* [STATED TASK] Pictures in the data below are not part of the copy; transcribe everything else exactly.

BEGIN MATERIAL FOR THIS EXERCISE

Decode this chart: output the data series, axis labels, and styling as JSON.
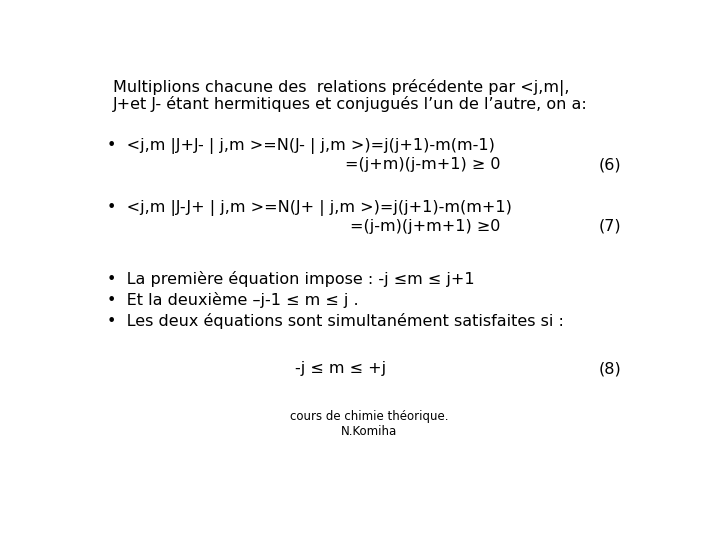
{
  "background_color": "#ffffff",
  "title_line1": "Multiplions chacune des  relations précédente par <j,m|,",
  "title_line2": "J+et J- étant hermitiques et conjugués l’un de l’autre, on a:",
  "title_line2_sub1": "+",
  "title_line2_sub2": "-",
  "bullet1_line1": "•  <j,m |J+J- | j,m >=N(J- | j,m >)=j(j+1)-m(m-1)",
  "bullet1_line2": "=(j+m)(j-m+1) ≥ 0",
  "bullet1_eq": "(6)",
  "bullet2_line1": "•  <j,m |J-J+ | j,m >=N(J+ | j,m >)=j(j+1)-m(m+1)",
  "bullet2_line2": "=(j-m)(j+m+1) ≥0",
  "bullet2_eq": "(7)",
  "bullet3": "•  La première équation impose : -j ≤m ≤ j+1",
  "bullet4": "•  Et la deuxième –j-1 ≤ m ≤ j .",
  "bullet5": "•  Les deux équations sont simultanément satisfaites si :",
  "center_eq": "-j ≤ m ≤ +j",
  "center_eq_num": "(8)",
  "footer1": "cours de chimie théorique.",
  "footer2": "N.Komiha",
  "text_color": "#000000",
  "font_size_title": 11.5,
  "font_size_body": 11.5,
  "font_size_footer": 8.5
}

END MATERIAL FOR THIS EXERCISE

* [ANSWER BELOW]
Decode this chart: output the data series, axis labels, and styling as JSON.
{
  "background_color": "#ffffff",
  "title_line1": "Multiplions chacune des  relations précédente par <j,m|,",
  "title_line2": "J+et J- étant hermitiques et conjugués l’un de l’autre, on a:",
  "title_line2_sub1": "+",
  "title_line2_sub2": "-",
  "bullet1_line1": "•  <j,m |J+J- | j,m >=N(J- | j,m >)=j(j+1)-m(m-1)",
  "bullet1_line2": "=(j+m)(j-m+1) ≥ 0",
  "bullet1_eq": "(6)",
  "bullet2_line1": "•  <j,m |J-J+ | j,m >=N(J+ | j,m >)=j(j+1)-m(m+1)",
  "bullet2_line2": "=(j-m)(j+m+1) ≥0",
  "bullet2_eq": "(7)",
  "bullet3": "•  La première équation impose : -j ≤m ≤ j+1",
  "bullet4": "•  Et la deuxième –j-1 ≤ m ≤ j .",
  "bullet5": "•  Les deux équations sont simultanément satisfaites si :",
  "center_eq": "-j ≤ m ≤ +j",
  "center_eq_num": "(8)",
  "footer1": "cours de chimie théorique.",
  "footer2": "N.Komiha",
  "text_color": "#000000",
  "font_size_title": 11.5,
  "font_size_body": 11.5,
  "font_size_footer": 8.5
}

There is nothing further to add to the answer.